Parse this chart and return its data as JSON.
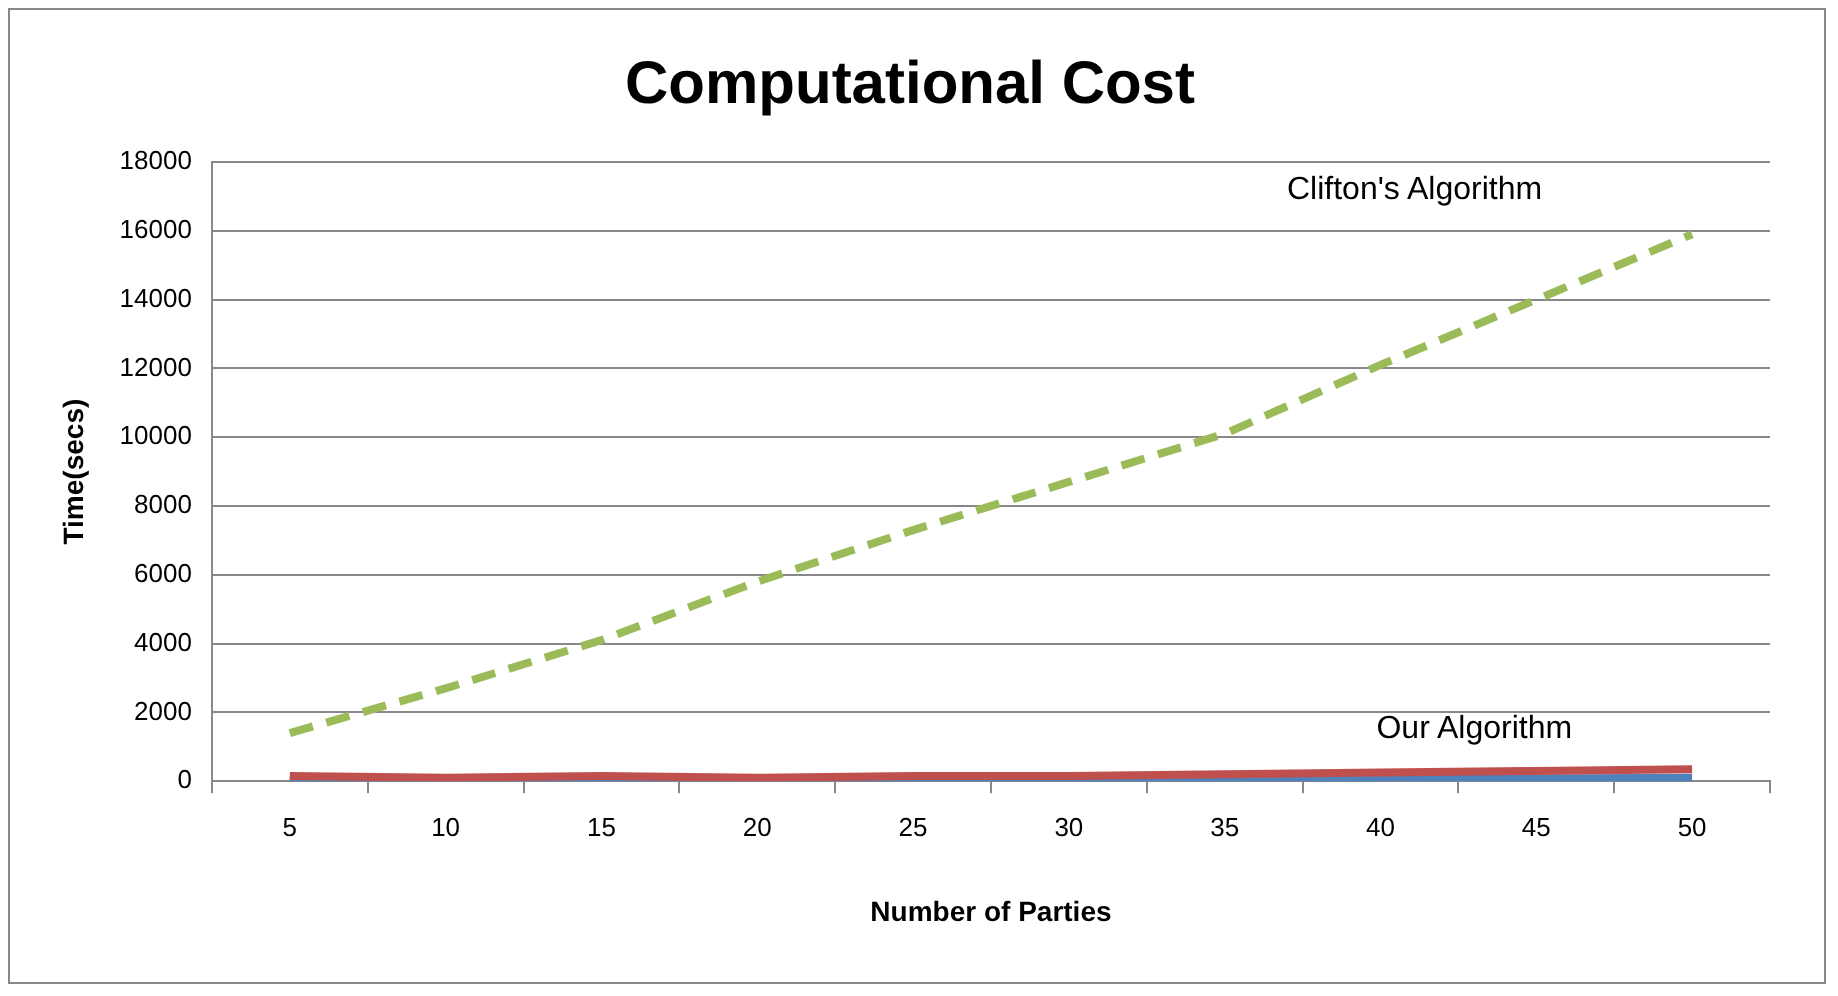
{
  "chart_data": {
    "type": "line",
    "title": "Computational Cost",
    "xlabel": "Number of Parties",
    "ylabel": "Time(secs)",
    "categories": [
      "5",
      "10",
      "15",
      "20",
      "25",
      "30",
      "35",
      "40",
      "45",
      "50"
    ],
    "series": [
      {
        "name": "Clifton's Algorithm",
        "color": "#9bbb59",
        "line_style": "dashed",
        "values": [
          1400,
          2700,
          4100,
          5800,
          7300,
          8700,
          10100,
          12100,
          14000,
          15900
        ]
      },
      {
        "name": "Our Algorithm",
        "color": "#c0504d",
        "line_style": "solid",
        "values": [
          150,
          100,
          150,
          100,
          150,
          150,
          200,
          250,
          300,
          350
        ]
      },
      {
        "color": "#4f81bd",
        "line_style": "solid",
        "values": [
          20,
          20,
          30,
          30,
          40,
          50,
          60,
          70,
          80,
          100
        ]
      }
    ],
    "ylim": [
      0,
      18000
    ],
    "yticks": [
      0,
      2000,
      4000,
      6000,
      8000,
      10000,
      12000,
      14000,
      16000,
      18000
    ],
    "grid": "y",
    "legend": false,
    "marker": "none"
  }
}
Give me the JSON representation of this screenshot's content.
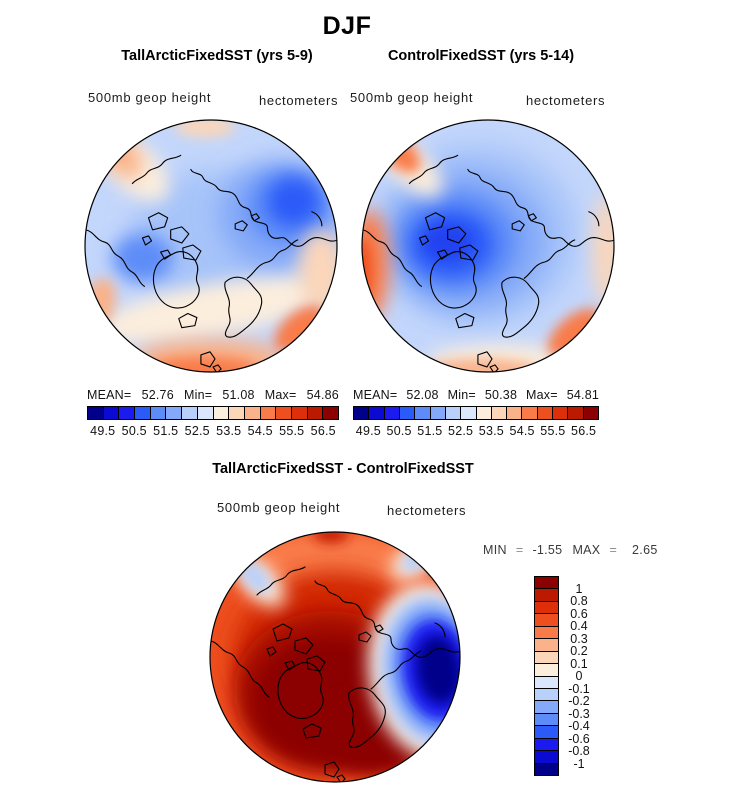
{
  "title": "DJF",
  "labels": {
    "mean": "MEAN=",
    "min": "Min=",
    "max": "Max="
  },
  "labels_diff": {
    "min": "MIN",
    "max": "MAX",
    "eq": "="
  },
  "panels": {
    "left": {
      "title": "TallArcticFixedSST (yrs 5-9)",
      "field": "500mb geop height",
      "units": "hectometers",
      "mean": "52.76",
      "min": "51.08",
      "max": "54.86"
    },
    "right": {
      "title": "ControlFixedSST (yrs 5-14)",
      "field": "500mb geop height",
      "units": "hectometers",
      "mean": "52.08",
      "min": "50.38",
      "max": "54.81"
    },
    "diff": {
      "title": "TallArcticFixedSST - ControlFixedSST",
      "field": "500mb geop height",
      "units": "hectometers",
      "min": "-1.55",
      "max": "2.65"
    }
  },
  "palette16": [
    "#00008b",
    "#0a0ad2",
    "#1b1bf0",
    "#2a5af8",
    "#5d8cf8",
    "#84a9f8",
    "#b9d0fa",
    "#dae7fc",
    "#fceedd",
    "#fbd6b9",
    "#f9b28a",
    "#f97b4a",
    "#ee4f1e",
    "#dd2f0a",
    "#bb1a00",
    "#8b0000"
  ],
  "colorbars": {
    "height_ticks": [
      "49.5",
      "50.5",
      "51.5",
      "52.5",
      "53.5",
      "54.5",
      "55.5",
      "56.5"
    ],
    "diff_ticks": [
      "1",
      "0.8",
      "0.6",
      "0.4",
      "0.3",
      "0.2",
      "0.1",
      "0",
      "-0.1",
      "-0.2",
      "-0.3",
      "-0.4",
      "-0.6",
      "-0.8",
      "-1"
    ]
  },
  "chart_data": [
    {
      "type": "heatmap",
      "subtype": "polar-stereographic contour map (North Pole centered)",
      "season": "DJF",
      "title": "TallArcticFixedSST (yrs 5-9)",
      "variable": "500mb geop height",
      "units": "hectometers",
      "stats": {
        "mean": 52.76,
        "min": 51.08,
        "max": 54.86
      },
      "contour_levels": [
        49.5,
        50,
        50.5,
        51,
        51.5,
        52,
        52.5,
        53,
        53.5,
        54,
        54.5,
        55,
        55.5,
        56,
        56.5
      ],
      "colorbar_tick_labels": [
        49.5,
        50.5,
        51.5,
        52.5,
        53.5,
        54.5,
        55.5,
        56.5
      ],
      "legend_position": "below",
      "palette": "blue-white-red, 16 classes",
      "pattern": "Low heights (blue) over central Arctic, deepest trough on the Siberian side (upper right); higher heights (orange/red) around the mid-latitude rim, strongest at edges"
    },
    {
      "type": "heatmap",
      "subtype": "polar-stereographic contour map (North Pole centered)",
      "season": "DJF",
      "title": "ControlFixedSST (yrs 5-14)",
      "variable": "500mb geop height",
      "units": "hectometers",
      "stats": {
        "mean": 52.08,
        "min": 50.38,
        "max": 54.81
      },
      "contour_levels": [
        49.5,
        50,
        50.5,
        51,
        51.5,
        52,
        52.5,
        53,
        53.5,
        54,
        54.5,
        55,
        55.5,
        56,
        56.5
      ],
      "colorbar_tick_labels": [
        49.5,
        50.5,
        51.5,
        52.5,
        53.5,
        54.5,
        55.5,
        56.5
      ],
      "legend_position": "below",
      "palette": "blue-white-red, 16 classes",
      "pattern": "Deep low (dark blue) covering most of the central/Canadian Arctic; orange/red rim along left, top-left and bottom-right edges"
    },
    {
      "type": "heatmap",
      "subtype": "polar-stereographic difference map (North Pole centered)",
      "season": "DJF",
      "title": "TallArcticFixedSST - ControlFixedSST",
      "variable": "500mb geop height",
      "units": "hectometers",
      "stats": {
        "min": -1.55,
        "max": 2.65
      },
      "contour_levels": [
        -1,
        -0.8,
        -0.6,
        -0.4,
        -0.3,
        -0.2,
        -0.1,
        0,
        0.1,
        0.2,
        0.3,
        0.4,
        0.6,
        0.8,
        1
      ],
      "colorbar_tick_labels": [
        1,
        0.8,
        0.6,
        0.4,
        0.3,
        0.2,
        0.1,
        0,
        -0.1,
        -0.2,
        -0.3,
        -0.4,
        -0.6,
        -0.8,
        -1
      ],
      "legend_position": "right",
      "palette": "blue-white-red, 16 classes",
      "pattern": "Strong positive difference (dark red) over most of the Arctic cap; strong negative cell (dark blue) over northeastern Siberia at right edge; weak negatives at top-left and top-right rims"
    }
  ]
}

══════════════════════════════

### GIVEN PROBLEM
Retype every entry verbatim and exclude the pictures from the copy.

### OUTPUT FOR THIS EXERCISE
Parse this chart and return its data as JSON.
{
  "chart_data": {
    "type": "line",
    "title": "Computational Cost",
    "xlabel": "Number of Parties",
    "ylabel": "Time(secs)",
    "categories": [
      "5",
      "10",
      "15",
      "20",
      "25",
      "30",
      "35",
      "40",
      "45",
      "50"
    ],
    "series": [
      {
        "name": "Clifton's Algorithm",
        "color": "#9bbb59",
        "line_style": "dashed",
        "values": [
          1400,
          2700,
          4100,
          5800,
          7300,
          8700,
          10100,
          12100,
          14000,
          15900
        ]
      },
      {
        "name": "Our Algorithm",
        "color": "#c0504d",
        "line_style": "solid",
        "values": [
          150,
          100,
          150,
          100,
          150,
          150,
          200,
          250,
          300,
          350
        ]
      },
      {
        "color": "#4f81bd",
        "line_style": "solid",
        "values": [
          20,
          20,
          30,
          30,
          40,
          50,
          60,
          70,
          80,
          100
        ]
      }
    ],
    "ylim": [
      0,
      18000
    ],
    "yticks": [
      0,
      2000,
      4000,
      6000,
      8000,
      10000,
      12000,
      14000,
      16000,
      18000
    ],
    "grid": "y",
    "legend": false,
    "marker": "none"
  }
}
Give me the JSON representation of this screenshot's content.
{
  "title": "DJF",
  "labels": {
    "mean": "MEAN=",
    "min": "Min=",
    "max": "Max="
  },
  "labels_diff": {
    "min": "MIN",
    "max": "MAX",
    "eq": "="
  },
  "panels": {
    "left": {
      "title": "TallArcticFixedSST (yrs 5-9)",
      "field": "500mb geop height",
      "units": "hectometers",
      "mean": "52.76",
      "min": "51.08",
      "max": "54.86"
    },
    "right": {
      "title": "ControlFixedSST (yrs 5-14)",
      "field": "500mb geop height",
      "units": "hectometers",
      "mean": "52.08",
      "min": "50.38",
      "max": "54.81"
    },
    "diff": {
      "title": "TallArcticFixedSST - ControlFixedSST",
      "field": "500mb geop height",
      "units": "hectometers",
      "min": "-1.55",
      "max": "2.65"
    }
  },
  "palette16": [
    "#00008b",
    "#0a0ad2",
    "#1b1bf0",
    "#2a5af8",
    "#5d8cf8",
    "#84a9f8",
    "#b9d0fa",
    "#dae7fc",
    "#fceedd",
    "#fbd6b9",
    "#f9b28a",
    "#f97b4a",
    "#ee4f1e",
    "#dd2f0a",
    "#bb1a00",
    "#8b0000"
  ],
  "colorbars": {
    "height_ticks": [
      "49.5",
      "50.5",
      "51.5",
      "52.5",
      "53.5",
      "54.5",
      "55.5",
      "56.5"
    ],
    "diff_ticks": [
      "1",
      "0.8",
      "0.6",
      "0.4",
      "0.3",
      "0.2",
      "0.1",
      "0",
      "-0.1",
      "-0.2",
      "-0.3",
      "-0.4",
      "-0.6",
      "-0.8",
      "-1"
    ]
  },
  "chart_data": [
    {
      "type": "heatmap",
      "subtype": "polar-stereographic contour map (North Pole centered)",
      "season": "DJF",
      "title": "TallArcticFixedSST (yrs 5-9)",
      "variable": "500mb geop height",
      "units": "hectometers",
      "stats": {
        "mean": 52.76,
        "min": 51.08,
        "max": 54.86
      },
      "contour_levels": [
        49.5,
        50,
        50.5,
        51,
        51.5,
        52,
        52.5,
        53,
        53.5,
        54,
        54.5,
        55,
        55.5,
        56,
        56.5
      ],
      "colorbar_tick_labels": [
        49.5,
        50.5,
        51.5,
        52.5,
        53.5,
        54.5,
        55.5,
        56.5
      ],
      "legend_position": "below",
      "palette": "blue-white-red, 16 classes",
      "pattern": "Low heights (blue) over central Arctic, deepest trough on the Siberian side (upper right); higher heights (orange/red) around the mid-latitude rim, strongest at edges"
    },
    {
      "type": "heatmap",
      "subtype": "polar-stereographic contour map (North Pole centered)",
      "season": "DJF",
      "title": "ControlFixedSST (yrs 5-14)",
      "variable": "500mb geop height",
      "units": "hectometers",
      "stats": {
        "mean": 52.08,
        "min": 50.38,
        "max": 54.81
      },
      "contour_levels": [
        49.5,
        50,
        50.5,
        51,
        51.5,
        52,
        52.5,
        53,
        53.5,
        54,
        54.5,
        55,
        55.5,
        56,
        56.5
      ],
      "colorbar_tick_labels": [
        49.5,
        50.5,
        51.5,
        52.5,
        53.5,
        54.5,
        55.5,
        56.5
      ],
      "legend_position": "below",
      "palette": "blue-white-red, 16 classes",
      "pattern": "Deep low (dark blue) covering most of the central/Canadian Arctic; orange/red rim along left, top-left and bottom-right edges"
    },
    {
      "type": "heatmap",
      "subtype": "polar-stereographic difference map (North Pole centered)",
      "season": "DJF",
      "title": "TallArcticFixedSST - ControlFixedSST",
      "variable": "500mb geop height",
      "units": "hectometers",
      "stats": {
        "min": -1.55,
        "max": 2.65
      },
      "contour_levels": [
        -1,
        -0.8,
        -0.6,
        -0.4,
        -0.3,
        -0.2,
        -0.1,
        0,
        0.1,
        0.2,
        0.3,
        0.4,
        0.6,
        0.8,
        1
      ],
      "colorbar_tick_labels": [
        1,
        0.8,
        0.6,
        0.4,
        0.3,
        0.2,
        0.1,
        0,
        -0.1,
        -0.2,
        -0.3,
        -0.4,
        -0.6,
        -0.8,
        -1
      ],
      "legend_position": "right",
      "palette": "blue-white-red, 16 classes",
      "pattern": "Strong positive difference (dark red) over most of the Arctic cap; strong negative cell (dark blue) over northeastern Siberia at right edge; weak negatives at top-left and top-right rims"
    }
  ]
}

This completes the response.